What you need to do —
What follows is a block of records; restate each one word for word.

━━ Data extract ━━

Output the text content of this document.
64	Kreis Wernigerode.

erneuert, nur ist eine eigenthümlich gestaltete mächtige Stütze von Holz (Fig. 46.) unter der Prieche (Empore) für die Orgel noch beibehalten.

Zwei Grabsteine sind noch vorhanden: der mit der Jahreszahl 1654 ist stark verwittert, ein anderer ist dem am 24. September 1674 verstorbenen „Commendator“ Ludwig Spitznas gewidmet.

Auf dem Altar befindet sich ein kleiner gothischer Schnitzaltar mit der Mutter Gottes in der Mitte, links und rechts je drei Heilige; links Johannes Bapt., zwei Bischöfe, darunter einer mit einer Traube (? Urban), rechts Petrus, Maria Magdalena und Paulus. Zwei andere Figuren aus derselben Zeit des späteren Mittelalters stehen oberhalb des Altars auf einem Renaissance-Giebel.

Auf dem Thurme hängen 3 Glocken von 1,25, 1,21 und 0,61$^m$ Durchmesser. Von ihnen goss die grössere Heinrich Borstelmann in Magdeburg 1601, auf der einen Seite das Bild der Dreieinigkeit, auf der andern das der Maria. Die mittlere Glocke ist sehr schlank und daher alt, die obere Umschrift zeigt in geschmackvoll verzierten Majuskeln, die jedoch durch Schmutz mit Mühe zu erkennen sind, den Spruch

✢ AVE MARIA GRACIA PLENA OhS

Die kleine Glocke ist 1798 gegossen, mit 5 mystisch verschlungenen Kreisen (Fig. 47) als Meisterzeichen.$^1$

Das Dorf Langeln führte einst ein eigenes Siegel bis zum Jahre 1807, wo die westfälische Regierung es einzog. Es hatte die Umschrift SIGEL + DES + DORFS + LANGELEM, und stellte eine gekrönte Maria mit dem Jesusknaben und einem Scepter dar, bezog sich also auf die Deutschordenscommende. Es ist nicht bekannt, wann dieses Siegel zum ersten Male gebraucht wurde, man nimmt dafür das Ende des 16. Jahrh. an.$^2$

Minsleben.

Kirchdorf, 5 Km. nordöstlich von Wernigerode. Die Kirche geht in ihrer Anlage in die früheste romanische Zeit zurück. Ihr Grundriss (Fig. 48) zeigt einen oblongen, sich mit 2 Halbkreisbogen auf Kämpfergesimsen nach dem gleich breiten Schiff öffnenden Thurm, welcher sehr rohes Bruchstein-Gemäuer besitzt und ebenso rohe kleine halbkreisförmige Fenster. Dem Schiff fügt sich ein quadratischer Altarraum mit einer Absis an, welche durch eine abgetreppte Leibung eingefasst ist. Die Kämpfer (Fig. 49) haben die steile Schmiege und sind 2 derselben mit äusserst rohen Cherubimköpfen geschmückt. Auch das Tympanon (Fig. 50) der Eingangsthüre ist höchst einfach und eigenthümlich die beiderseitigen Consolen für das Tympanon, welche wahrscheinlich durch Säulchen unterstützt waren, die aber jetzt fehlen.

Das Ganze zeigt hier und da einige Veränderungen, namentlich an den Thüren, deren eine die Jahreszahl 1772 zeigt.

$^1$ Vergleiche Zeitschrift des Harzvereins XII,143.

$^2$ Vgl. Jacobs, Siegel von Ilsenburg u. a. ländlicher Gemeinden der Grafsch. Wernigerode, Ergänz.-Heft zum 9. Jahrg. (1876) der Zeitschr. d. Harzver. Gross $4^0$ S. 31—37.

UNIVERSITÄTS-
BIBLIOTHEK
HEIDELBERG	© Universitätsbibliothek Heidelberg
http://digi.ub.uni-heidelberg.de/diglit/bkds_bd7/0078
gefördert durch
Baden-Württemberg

━━━

The completed task —
Output the text content of this document.
64	Kreis Wernigerode.

erneuert, nur ist eine eigenthümlich gestaltete mächtige Stütze von Holz (Fig. 46.) unter der Prieche (Empore) für die Orgel noch beibehalten.

Zwei Grabsteine sind noch vorhanden: der mit der Jahreszahl 1654 ist stark verwittert, ein anderer ist dem am 24. September 1674 verstorbenen „Commendator“ Ludwig Spitznas gewidmet.

Auf dem Altar befindet sich ein kleiner gothischer Schnitzaltar mit der Mutter Gottes in der Mitte, links und rechts je drei Heilige; links Johannes Bapt., zwei Bischöfe, darunter einer mit einer Traube (? Urban), rechts Petrus, Maria Magdalena und Paulus. Zwei andere Figuren aus derselben Zeit des späteren Mittelalters stehen oberhalb des Altars auf einem Renaissance-Giebel.

Auf dem Thurme hängen 3 Glocken von 1,25, 1,21 und 0,61$^m$ Durchmesser. Von ihnen goss die grössere Heinrich Borstelmann in Magdeburg 1601, auf der einen Seite das Bild der Dreieinigkeit, auf der andern das der Maria. Die mittlere Glocke ist sehr schlank und daher alt, die obere Umschrift zeigt in geschmackvoll verzierten Majuskeln, die jedoch durch Schmutz mit Mühe zu erkennen sind, den Spruch

✢ AVE MARIA GRACIA PLENA OhS

Die kleine Glocke ist 1798 gegossen, mit 5 mystisch verschlungenen Kreisen (Fig. 47) als Meisterzeichen.$^1$

Das Dorf Langeln führte einst ein eigenes Siegel bis zum Jahre 1807, wo die westfälische Regierung es einzog. Es hatte die Umschrift SIGEL + DES + DORFS + LANGELEM, und stellte eine gekrönte Maria mit dem Jesusknaben und einem Scepter dar, bezog sich also auf die Deutschordenscommende. Es ist nicht bekannt, wann dieses Siegel zum ersten Male gebraucht wurde, man nimmt dafür das Ende des 16. Jahrh. an.$^2$

Minsleben.

Kirchdorf, 5 Km. nordöstlich von Wernigerode. Die Kirche geht in ihrer Anlage in die früheste romanische Zeit zurück. Ihr Grundriss (Fig. 48) zeigt einen oblongen, sich mit 2 Halbkreisbogen auf Kämpfergesimsen nach dem gleich breiten Schiff öffnenden Thurm, welcher sehr rohes Bruchstein-Gemäuer besitzt und ebenso rohe kleine halbkreisförmige Fenster. Dem Schiff fügt sich ein quadratischer Altarraum mit einer Absis an, welche durch eine abgetreppte Leibung eingefasst ist. Die Kämpfer (Fig. 49) haben die steile Schmiege und sind 2 derselben mit äusserst rohen Cherubimköpfen geschmückt. Auch das Tympanon (Fig. 50) der Eingangsthüre ist höchst einfach und eigenthümlich die beiderseitigen Consolen für das Tympanon, welche wahrscheinlich durch Säulchen unterstützt waren, die aber jetzt fehlen.

Das Ganze zeigt hier und da einige Veränderungen, namentlich an den Thüren, deren eine die Jahreszahl 1772 zeigt.

$^1$ Vergleiche Zeitschrift des Harzvereins XII,143.

$^2$ Vgl. Jacobs, Siegel von Ilsenburg u. a. ländlicher Gemeinden der Grafsch. Wernigerode, Ergänz.-Heft zum 9. Jahrg. (1876) der Zeitschr. d. Harzver. Gross $4^0$ S. 31—37.

UNIVERSITÄTS-
BIBLIOTHEK
HEIDELBERG	© Universitätsbibliothek Heidelberg
http://digi.ub.uni-heidelberg.de/diglit/bkds_bd7/0078
gefördert durch
Baden-Württemberg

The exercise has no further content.